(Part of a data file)
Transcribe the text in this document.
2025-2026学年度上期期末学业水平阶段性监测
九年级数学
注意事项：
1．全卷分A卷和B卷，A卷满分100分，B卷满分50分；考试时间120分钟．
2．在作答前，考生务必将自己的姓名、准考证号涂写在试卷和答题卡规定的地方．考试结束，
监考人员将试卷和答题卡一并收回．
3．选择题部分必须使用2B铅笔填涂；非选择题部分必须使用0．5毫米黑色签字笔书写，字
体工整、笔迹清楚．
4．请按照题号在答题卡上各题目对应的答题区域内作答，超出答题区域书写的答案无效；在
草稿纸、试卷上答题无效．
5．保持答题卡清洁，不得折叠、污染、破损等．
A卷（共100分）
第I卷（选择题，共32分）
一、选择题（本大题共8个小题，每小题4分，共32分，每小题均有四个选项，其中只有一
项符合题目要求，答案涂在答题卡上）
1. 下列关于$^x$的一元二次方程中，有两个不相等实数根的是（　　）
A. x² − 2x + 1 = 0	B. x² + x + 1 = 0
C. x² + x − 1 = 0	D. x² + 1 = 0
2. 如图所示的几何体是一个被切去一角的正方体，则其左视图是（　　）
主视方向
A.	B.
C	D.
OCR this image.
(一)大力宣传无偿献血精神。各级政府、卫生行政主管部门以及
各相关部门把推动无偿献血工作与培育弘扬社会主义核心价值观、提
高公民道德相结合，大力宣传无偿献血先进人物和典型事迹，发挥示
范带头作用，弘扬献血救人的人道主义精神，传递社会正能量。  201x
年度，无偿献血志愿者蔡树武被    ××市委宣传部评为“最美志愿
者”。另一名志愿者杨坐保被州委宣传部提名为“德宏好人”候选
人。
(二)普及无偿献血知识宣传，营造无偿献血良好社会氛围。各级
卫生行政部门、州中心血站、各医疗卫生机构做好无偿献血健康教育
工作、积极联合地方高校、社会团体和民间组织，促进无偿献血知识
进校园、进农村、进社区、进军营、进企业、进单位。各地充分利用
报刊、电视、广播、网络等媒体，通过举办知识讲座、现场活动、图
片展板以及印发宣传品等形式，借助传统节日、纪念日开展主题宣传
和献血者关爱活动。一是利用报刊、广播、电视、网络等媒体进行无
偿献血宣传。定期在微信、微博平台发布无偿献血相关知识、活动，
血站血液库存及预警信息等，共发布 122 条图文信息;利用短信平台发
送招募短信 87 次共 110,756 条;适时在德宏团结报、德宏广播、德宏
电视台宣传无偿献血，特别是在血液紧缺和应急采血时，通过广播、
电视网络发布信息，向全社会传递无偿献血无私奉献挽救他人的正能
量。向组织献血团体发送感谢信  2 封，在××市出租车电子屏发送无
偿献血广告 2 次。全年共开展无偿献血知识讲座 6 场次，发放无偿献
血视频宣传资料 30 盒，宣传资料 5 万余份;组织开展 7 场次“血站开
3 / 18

> **To do**
Copy each line exactly, from the line containing "OCR this image." down to the last line of the material, and no other lines.

> **Result of this exercise**
OCR this image.
(一)大力宣传无偿献血精神。各级政府、卫生行政主管部门以及
各相关部门把推动无偿献血工作与培育弘扬社会主义核心价值观、提
高公民道德相结合，大力宣传无偿献血先进人物和典型事迹，发挥示
范带头作用，弘扬献血救人的人道主义精神，传递社会正能量。  201x
年度，无偿献血志愿者蔡树武被    ××市委宣传部评为“最美志愿
者”。另一名志愿者杨坐保被州委宣传部提名为“德宏好人”候选
人。
(二)普及无偿献血知识宣传，营造无偿献血良好社会氛围。各级
卫生行政部门、州中心血站、各医疗卫生机构做好无偿献血健康教育
工作、积极联合地方高校、社会团体和民间组织，促进无偿献血知识
进校园、进农村、进社区、进军营、进企业、进单位。各地充分利用
报刊、电视、广播、网络等媒体，通过举办知识讲座、现场活动、图
片展板以及印发宣传品等形式，借助传统节日、纪念日开展主题宣传
和献血者关爱活动。一是利用报刊、广播、电视、网络等媒体进行无
偿献血宣传。定期在微信、微博平台发布无偿献血相关知识、活动，
血站血液库存及预警信息等，共发布 122 条图文信息;利用短信平台发
送招募短信 87 次共 110,756 条;适时在德宏团结报、德宏广播、德宏
电视台宣传无偿献血，特别是在血液紧缺和应急采血时，通过广播、
电视网络发布信息，向全社会传递无偿献血无私奉献挽救他人的正能
量。向组织献血团体发送感谢信  2 封，在××市出租车电子屏发送无
偿献血广告 2 次。全年共开展无偿献血知识讲座 6 场次，发放无偿献
血视频宣传资料 30 盒，宣传资料 5 万余份;组织开展 7 场次“血站开
3 / 18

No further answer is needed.